▶ _Problem to work on_
Can you copy out the data exactly? Leave the images out.

▶ _Stored data_

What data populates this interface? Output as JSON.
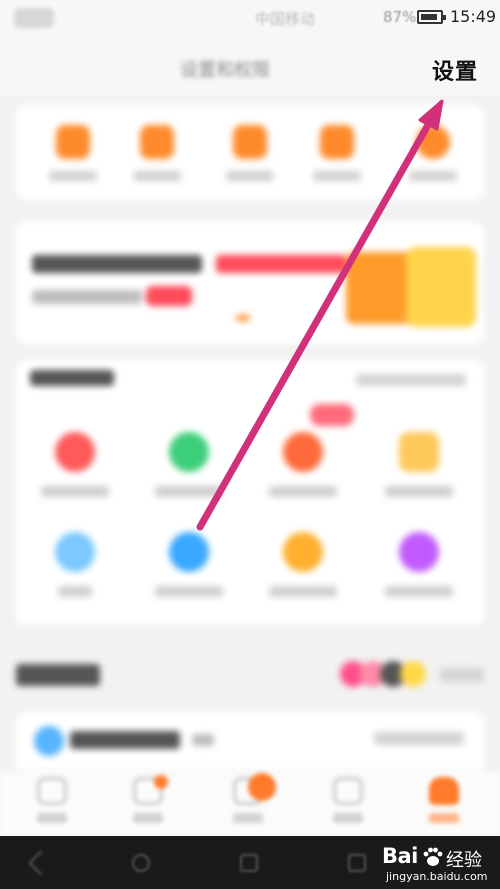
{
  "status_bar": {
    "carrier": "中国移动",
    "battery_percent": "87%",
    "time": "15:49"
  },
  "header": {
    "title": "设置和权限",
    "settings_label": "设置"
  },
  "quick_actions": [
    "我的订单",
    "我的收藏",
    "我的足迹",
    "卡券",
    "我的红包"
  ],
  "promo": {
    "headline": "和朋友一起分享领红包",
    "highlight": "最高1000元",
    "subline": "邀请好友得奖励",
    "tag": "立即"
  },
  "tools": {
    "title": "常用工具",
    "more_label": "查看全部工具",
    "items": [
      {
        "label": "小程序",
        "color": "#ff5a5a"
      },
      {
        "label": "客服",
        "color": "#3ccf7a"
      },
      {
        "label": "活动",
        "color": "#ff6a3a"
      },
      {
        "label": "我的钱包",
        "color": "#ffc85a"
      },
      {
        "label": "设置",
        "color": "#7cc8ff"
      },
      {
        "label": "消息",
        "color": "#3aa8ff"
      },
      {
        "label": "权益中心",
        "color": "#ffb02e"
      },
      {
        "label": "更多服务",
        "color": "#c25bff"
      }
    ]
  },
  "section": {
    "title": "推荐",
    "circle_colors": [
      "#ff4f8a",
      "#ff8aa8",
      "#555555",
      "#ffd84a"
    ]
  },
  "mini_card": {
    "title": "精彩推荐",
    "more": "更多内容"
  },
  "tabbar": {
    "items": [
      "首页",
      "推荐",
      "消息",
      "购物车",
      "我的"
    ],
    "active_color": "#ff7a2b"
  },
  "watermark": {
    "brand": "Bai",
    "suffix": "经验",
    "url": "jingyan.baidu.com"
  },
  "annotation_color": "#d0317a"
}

▶ _Solved exercise_
What data populates this interface? Output as JSON.
{
  "status_bar": {
    "carrier": "中国移动",
    "battery_percent": "87%",
    "time": "15:49"
  },
  "header": {
    "title": "设置和权限",
    "settings_label": "设置"
  },
  "quick_actions": [
    "我的订单",
    "我的收藏",
    "我的足迹",
    "卡券",
    "我的红包"
  ],
  "promo": {
    "headline": "和朋友一起分享领红包",
    "highlight": "最高1000元",
    "subline": "邀请好友得奖励",
    "tag": "立即"
  },
  "tools": {
    "title": "常用工具",
    "more_label": "查看全部工具",
    "items": [
      {
        "label": "小程序",
        "color": "#ff5a5a"
      },
      {
        "label": "客服",
        "color": "#3ccf7a"
      },
      {
        "label": "活动",
        "color": "#ff6a3a"
      },
      {
        "label": "我的钱包",
        "color": "#ffc85a"
      },
      {
        "label": "设置",
        "color": "#7cc8ff"
      },
      {
        "label": "消息",
        "color": "#3aa8ff"
      },
      {
        "label": "权益中心",
        "color": "#ffb02e"
      },
      {
        "label": "更多服务",
        "color": "#c25bff"
      }
    ]
  },
  "section": {
    "title": "推荐",
    "circle_colors": [
      "#ff4f8a",
      "#ff8aa8",
      "#555555",
      "#ffd84a"
    ]
  },
  "mini_card": {
    "title": "精彩推荐",
    "more": "更多内容"
  },
  "tabbar": {
    "items": [
      "首页",
      "推荐",
      "消息",
      "购物车",
      "我的"
    ],
    "active_color": "#ff7a2b"
  },
  "watermark": {
    "brand": "Bai",
    "suffix": "经验",
    "url": "jingyan.baidu.com"
  },
  "annotation_color": "#d0317a"
}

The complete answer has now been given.